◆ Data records
◇ ◇ ◇ ◇ ◇ ◇ ◇

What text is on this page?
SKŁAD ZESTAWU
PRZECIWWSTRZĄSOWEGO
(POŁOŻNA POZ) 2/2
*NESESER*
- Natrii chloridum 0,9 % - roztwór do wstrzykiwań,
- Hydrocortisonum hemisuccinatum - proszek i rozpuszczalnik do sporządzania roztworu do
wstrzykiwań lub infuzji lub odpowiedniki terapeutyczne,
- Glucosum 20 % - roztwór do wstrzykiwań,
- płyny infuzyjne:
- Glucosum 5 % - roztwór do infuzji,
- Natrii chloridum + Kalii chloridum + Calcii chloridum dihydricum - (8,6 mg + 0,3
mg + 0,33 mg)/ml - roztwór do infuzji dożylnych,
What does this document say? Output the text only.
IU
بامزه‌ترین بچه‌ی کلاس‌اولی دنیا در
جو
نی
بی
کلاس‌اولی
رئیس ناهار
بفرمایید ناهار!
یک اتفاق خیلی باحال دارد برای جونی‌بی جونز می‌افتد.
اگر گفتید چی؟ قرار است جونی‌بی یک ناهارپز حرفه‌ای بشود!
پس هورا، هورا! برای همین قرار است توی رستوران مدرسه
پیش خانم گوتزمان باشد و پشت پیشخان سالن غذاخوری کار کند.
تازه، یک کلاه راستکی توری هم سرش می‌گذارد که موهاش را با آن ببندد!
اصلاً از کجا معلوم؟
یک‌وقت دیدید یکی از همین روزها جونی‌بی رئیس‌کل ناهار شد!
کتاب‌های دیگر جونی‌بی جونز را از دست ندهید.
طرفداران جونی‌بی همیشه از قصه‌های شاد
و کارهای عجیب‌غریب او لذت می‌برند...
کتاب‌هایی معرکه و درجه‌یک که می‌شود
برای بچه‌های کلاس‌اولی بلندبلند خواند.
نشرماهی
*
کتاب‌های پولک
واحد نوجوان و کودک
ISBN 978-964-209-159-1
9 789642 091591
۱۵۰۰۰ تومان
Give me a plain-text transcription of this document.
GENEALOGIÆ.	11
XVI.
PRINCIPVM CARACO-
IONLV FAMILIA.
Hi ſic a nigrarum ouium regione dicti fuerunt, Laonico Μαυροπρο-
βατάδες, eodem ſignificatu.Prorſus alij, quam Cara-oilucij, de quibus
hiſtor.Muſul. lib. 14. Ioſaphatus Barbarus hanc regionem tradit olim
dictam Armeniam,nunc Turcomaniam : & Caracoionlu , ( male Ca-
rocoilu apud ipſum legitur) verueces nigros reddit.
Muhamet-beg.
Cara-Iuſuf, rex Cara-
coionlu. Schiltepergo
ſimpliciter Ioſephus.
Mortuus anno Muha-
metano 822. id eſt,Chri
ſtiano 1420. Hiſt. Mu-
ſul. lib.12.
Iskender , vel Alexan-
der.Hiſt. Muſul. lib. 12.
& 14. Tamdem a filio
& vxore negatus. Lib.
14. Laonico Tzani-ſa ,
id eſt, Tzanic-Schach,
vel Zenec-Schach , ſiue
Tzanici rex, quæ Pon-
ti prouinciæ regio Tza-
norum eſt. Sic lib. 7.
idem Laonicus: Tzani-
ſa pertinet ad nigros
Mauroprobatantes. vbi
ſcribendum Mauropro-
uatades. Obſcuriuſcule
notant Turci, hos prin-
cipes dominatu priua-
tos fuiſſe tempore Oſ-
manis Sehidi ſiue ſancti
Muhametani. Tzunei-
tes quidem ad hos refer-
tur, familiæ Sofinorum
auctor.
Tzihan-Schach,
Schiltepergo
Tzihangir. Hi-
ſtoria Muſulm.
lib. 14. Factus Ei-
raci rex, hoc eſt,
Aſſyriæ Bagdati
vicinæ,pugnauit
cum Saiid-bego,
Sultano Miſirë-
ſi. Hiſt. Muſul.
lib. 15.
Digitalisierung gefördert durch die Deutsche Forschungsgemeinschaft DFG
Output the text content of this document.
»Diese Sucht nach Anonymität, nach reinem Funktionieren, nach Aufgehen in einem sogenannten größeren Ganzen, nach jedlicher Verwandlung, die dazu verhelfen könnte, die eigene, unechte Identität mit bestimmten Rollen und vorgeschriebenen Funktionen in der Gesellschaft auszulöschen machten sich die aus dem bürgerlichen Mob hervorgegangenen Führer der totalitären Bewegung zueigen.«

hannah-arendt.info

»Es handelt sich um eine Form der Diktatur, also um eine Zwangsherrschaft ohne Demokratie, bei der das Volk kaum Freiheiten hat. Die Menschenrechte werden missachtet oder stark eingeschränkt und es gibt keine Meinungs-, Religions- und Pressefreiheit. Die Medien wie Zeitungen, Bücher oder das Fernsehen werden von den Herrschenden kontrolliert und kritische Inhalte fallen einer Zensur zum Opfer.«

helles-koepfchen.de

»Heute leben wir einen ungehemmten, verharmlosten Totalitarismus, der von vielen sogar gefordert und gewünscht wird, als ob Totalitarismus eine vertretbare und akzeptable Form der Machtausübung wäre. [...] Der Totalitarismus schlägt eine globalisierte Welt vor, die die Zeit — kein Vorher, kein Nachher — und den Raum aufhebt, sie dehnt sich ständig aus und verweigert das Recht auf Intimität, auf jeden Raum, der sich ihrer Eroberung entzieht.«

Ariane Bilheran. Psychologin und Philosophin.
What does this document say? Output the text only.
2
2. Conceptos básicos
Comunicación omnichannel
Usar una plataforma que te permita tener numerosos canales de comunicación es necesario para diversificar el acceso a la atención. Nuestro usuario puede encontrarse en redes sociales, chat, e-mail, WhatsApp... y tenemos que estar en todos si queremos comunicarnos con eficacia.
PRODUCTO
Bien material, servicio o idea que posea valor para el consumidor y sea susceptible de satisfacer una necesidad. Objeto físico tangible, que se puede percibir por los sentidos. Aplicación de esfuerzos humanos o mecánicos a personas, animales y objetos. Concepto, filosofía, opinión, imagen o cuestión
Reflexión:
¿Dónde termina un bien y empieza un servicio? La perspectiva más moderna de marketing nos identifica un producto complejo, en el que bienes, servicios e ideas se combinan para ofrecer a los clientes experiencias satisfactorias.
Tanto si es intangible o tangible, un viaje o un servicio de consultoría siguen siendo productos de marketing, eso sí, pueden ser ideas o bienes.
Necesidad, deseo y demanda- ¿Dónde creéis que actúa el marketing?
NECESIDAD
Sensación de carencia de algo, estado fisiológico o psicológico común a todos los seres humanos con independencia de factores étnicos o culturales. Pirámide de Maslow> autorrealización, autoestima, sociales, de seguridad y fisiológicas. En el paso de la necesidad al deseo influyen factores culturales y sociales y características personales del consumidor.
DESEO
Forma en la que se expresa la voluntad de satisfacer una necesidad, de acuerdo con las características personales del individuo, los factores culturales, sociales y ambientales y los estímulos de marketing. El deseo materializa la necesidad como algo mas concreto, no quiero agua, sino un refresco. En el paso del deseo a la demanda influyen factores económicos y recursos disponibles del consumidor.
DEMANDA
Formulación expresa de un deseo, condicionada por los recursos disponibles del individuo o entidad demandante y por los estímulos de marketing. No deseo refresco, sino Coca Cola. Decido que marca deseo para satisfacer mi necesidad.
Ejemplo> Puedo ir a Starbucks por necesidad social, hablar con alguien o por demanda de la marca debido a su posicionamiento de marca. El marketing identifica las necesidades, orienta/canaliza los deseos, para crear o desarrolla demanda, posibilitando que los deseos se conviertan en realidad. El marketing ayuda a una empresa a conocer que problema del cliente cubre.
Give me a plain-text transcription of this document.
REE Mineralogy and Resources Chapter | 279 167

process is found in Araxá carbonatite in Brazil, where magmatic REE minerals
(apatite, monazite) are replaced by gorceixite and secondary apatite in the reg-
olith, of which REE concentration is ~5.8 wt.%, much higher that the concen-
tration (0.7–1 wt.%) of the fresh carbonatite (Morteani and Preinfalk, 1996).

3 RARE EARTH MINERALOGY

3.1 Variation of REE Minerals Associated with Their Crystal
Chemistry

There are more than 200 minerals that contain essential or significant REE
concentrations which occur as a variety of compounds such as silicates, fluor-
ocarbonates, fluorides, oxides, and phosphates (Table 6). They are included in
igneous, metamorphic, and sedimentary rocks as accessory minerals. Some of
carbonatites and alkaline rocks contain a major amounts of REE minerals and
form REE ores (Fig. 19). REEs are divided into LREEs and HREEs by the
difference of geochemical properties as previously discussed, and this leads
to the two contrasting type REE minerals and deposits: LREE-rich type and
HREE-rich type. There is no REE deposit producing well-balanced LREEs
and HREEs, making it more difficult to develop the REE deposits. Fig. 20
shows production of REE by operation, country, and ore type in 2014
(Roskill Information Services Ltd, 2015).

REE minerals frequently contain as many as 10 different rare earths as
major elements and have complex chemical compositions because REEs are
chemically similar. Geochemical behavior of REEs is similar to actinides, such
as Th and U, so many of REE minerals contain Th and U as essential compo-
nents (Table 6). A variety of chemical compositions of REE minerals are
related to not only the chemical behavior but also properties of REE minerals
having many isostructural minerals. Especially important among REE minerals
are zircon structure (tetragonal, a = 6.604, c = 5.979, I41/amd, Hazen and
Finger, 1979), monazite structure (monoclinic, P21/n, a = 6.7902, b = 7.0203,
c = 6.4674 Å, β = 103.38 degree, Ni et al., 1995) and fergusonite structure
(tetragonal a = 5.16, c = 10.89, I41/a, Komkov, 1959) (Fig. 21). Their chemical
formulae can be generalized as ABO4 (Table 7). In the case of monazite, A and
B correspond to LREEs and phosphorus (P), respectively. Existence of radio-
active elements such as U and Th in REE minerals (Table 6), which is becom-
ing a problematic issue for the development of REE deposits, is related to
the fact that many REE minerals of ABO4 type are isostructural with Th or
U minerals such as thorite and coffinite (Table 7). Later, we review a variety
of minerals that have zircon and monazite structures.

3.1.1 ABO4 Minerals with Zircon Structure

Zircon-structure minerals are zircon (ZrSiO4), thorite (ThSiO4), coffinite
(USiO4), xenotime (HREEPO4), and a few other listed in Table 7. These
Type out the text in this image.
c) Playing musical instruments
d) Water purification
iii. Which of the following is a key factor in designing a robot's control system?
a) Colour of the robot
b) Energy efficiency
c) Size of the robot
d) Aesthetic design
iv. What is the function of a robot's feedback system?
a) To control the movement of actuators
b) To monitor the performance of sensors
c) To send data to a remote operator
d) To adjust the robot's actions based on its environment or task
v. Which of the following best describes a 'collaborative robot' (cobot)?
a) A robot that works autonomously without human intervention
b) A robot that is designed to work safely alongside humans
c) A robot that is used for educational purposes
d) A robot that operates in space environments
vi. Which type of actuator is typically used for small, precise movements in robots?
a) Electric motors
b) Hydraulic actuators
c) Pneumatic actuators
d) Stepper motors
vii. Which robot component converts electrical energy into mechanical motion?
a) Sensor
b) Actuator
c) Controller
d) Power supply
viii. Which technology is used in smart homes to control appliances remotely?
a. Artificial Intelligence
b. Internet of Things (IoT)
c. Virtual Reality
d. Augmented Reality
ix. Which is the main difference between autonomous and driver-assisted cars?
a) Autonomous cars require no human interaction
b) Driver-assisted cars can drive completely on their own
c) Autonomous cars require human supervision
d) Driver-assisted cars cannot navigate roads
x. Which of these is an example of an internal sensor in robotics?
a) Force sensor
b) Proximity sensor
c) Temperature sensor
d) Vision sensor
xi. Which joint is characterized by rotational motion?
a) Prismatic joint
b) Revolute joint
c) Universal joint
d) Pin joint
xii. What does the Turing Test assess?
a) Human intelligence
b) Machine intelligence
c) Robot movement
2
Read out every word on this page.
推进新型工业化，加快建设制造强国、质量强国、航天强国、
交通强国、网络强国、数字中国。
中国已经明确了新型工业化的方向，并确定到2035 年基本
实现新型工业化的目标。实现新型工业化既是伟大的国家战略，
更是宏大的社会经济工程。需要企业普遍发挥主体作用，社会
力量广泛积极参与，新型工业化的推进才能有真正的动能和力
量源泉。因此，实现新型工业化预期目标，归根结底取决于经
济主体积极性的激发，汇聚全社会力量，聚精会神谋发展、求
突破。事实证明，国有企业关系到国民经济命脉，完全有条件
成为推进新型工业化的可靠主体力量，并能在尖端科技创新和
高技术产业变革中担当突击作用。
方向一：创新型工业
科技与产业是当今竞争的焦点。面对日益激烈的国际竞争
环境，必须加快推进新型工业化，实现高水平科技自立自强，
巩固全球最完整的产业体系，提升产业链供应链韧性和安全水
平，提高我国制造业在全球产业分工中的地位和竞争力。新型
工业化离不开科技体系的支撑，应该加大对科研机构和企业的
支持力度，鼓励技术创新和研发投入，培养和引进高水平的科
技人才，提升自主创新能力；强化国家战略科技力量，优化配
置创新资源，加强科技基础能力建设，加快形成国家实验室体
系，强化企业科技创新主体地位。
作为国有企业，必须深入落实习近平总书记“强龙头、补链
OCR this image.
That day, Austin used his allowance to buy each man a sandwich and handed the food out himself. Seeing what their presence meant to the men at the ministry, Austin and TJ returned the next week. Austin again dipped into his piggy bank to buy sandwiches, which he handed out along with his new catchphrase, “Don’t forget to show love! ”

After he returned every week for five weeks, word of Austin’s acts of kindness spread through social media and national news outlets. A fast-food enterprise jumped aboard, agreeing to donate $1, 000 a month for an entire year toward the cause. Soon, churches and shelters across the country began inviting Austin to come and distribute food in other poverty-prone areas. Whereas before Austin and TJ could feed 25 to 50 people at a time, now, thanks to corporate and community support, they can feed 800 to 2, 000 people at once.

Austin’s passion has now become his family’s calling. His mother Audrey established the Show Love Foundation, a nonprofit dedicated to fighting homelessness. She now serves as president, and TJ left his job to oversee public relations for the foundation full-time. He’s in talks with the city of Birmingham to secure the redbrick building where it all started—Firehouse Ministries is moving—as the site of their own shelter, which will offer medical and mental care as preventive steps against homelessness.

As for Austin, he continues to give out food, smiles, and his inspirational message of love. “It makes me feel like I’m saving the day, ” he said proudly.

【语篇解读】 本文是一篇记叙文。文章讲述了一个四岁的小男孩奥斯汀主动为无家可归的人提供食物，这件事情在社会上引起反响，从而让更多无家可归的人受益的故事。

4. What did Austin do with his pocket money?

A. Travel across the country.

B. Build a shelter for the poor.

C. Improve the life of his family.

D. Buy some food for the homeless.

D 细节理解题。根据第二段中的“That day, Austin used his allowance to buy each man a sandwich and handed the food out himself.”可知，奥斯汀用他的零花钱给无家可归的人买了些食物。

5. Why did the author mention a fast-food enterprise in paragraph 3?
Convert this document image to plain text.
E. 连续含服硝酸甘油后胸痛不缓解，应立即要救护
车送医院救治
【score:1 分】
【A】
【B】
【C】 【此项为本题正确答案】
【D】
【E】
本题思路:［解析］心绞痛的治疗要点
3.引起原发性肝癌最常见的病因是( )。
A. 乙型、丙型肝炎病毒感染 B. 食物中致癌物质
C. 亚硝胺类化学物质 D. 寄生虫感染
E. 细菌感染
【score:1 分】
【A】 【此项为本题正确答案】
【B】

◇ ◇ ◇ ◇ ◇ ◇ ◇

◆ WRITTEN PROBLEM
Make a list of all lines in the data that contain "isostructural".

◆ REPLY
having many isostructural minerals. Especially important among REE minerals
the fact that many REE minerals of ABO4 type are isostructural with Th or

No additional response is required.